TASK: Send back the records in full, character for character.

Entries with figure data:
[start]
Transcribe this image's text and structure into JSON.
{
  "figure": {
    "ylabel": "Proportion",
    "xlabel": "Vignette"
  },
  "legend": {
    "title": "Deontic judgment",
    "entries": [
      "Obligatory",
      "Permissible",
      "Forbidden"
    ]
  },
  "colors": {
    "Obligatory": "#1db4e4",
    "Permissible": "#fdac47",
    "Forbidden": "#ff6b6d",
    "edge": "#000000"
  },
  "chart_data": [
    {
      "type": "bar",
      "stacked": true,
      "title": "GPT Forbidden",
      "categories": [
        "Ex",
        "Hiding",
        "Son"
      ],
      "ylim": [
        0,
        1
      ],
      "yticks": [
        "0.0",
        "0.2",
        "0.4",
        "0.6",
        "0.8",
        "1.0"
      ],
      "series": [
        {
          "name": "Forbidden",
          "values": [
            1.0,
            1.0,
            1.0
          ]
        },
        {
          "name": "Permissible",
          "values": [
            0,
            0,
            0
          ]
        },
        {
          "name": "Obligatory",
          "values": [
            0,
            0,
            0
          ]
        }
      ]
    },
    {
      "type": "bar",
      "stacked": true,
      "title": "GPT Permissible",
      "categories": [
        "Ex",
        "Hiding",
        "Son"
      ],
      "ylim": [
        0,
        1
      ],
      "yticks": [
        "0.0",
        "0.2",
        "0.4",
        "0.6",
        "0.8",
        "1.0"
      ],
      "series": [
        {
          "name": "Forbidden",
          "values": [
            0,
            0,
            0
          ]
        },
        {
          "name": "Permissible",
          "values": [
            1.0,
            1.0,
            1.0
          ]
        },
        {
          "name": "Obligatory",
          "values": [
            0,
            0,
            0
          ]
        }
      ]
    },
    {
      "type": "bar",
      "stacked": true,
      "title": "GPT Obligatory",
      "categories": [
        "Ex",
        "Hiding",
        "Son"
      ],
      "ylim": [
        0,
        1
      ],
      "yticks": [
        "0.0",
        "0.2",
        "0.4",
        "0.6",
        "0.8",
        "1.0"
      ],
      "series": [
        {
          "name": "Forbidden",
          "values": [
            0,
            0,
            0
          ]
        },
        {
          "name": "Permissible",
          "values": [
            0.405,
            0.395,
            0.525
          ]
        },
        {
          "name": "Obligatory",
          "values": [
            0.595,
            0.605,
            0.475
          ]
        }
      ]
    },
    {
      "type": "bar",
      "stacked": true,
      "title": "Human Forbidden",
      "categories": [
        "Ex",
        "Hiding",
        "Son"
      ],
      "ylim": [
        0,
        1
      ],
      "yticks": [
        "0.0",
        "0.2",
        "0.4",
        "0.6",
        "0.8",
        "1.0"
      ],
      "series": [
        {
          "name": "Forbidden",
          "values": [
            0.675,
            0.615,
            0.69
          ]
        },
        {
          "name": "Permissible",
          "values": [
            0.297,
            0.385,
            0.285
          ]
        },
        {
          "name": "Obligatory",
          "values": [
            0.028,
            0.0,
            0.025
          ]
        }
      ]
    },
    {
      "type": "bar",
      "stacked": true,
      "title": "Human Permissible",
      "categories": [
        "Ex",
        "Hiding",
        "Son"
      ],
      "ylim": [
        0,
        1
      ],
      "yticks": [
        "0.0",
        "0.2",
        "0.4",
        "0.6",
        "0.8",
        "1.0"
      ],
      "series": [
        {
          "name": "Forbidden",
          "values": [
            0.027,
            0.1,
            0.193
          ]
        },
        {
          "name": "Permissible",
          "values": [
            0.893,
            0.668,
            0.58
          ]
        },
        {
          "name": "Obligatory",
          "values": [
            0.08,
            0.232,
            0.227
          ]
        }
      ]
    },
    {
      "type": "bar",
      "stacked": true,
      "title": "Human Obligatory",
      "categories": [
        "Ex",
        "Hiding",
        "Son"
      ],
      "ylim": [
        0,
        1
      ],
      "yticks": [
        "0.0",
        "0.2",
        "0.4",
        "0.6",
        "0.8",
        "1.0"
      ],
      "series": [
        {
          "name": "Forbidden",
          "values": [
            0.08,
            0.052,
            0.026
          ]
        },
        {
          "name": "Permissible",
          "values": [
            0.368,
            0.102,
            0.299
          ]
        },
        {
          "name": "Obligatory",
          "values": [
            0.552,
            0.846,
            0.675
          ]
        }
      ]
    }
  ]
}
[end]
PROBLEM SOLUTION:
Transcribe this image's text and structure into JSON.
{
  "figure": {
    "ylabel": "Proportion",
    "xlabel": "Vignette"
  },
  "legend": {
    "title": "Deontic judgment",
    "entries": [
      "Obligatory",
      "Permissible",
      "Forbidden"
    ]
  },
  "colors": {
    "Obligatory": "#1db4e4",
    "Permissible": "#fdac47",
    "Forbidden": "#ff6b6d",
    "edge": "#000000"
  },
  "chart_data": [
    {
      "type": "bar",
      "stacked": true,
      "title": "GPT Forbidden",
      "categories": [
        "Ex",
        "Hiding",
        "Son"
      ],
      "ylim": [
        0,
        1
      ],
      "yticks": [
        "0.0",
        "0.2",
        "0.4",
        "0.6",
        "0.8",
        "1.0"
      ],
      "series": [
        {
          "name": "Forbidden",
          "values": [
            1.0,
            1.0,
            1.0
          ]
        },
        {
          "name": "Permissible",
          "values": [
            0,
            0,
            0
          ]
        },
        {
          "name": "Obligatory",
          "values": [
            0,
            0,
            0
          ]
        }
      ]
    },
    {
      "type": "bar",
      "stacked": true,
      "title": "GPT Permissible",
      "categories": [
        "Ex",
        "Hiding",
        "Son"
      ],
      "ylim": [
        0,
        1
      ],
      "yticks": [
        "0.0",
        "0.2",
        "0.4",
        "0.6",
        "0.8",
        "1.0"
      ],
      "series": [
        {
          "name": "Forbidden",
          "values": [
            0,
            0,
            0
          ]
        },
        {
          "name": "Permissible",
          "values": [
            1.0,
            1.0,
            1.0
          ]
        },
        {
          "name": "Obligatory",
          "values": [
            0,
            0,
            0
          ]
        }
      ]
    },
    {
      "type": "bar",
      "stacked": true,
      "title": "GPT Obligatory",
      "categories": [
        "Ex",
        "Hiding",
        "Son"
      ],
      "ylim": [
        0,
        1
      ],
      "yticks": [
        "0.0",
        "0.2",
        "0.4",
        "0.6",
        "0.8",
        "1.0"
      ],
      "series": [
        {
          "name": "Forbidden",
          "values": [
            0,
            0,
            0
          ]
        },
        {
          "name": "Permissible",
          "values": [
            0.405,
            0.395,
            0.525
          ]
        },
        {
          "name": "Obligatory",
          "values": [
            0.595,
            0.605,
            0.475
          ]
        }
      ]
    },
    {
      "type": "bar",
      "stacked": true,
      "title": "Human Forbidden",
      "categories": [
        "Ex",
        "Hiding",
        "Son"
      ],
      "ylim": [
        0,
        1
      ],
      "yticks": [
        "0.0",
        "0.2",
        "0.4",
        "0.6",
        "0.8",
        "1.0"
      ],
      "series": [
        {
          "name": "Forbidden",
          "values": [
            0.675,
            0.615,
            0.69
          ]
        },
        {
          "name": "Permissible",
          "values": [
            0.297,
            0.385,
            0.285
          ]
        },
        {
          "name": "Obligatory",
          "values": [
            0.028,
            0.0,
            0.025
          ]
        }
      ]
    },
    {
      "type": "bar",
      "stacked": true,
      "title": "Human Permissible",
      "categories": [
        "Ex",
        "Hiding",
        "Son"
      ],
      "ylim": [
        0,
        1
      ],
      "yticks": [
        "0.0",
        "0.2",
        "0.4",
        "0.6",
        "0.8",
        "1.0"
      ],
      "series": [
        {
          "name": "Forbidden",
          "values": [
            0.027,
            0.1,
            0.193
          ]
        },
        {
          "name": "Permissible",
          "values": [
            0.893,
            0.668,
            0.58
          ]
        },
        {
          "name": "Obligatory",
          "values": [
            0.08,
            0.232,
            0.227
          ]
        }
      ]
    },
    {
      "type": "bar",
      "stacked": true,
      "title": "Human Obligatory",
      "categories": [
        "Ex",
        "Hiding",
        "Son"
      ],
      "ylim": [
        0,
        1
      ],
      "yticks": [
        "0.0",
        "0.2",
        "0.4",
        "0.6",
        "0.8",
        "1.0"
      ],
      "series": [
        {
          "name": "Forbidden",
          "values": [
            0.08,
            0.052,
            0.026
          ]
        },
        {
          "name": "Permissible",
          "values": [
            0.368,
            0.102,
            0.299
          ]
        },
        {
          "name": "Obligatory",
          "values": [
            0.552,
            0.846,
            0.675
          ]
        }
      ]
    }
  ]
}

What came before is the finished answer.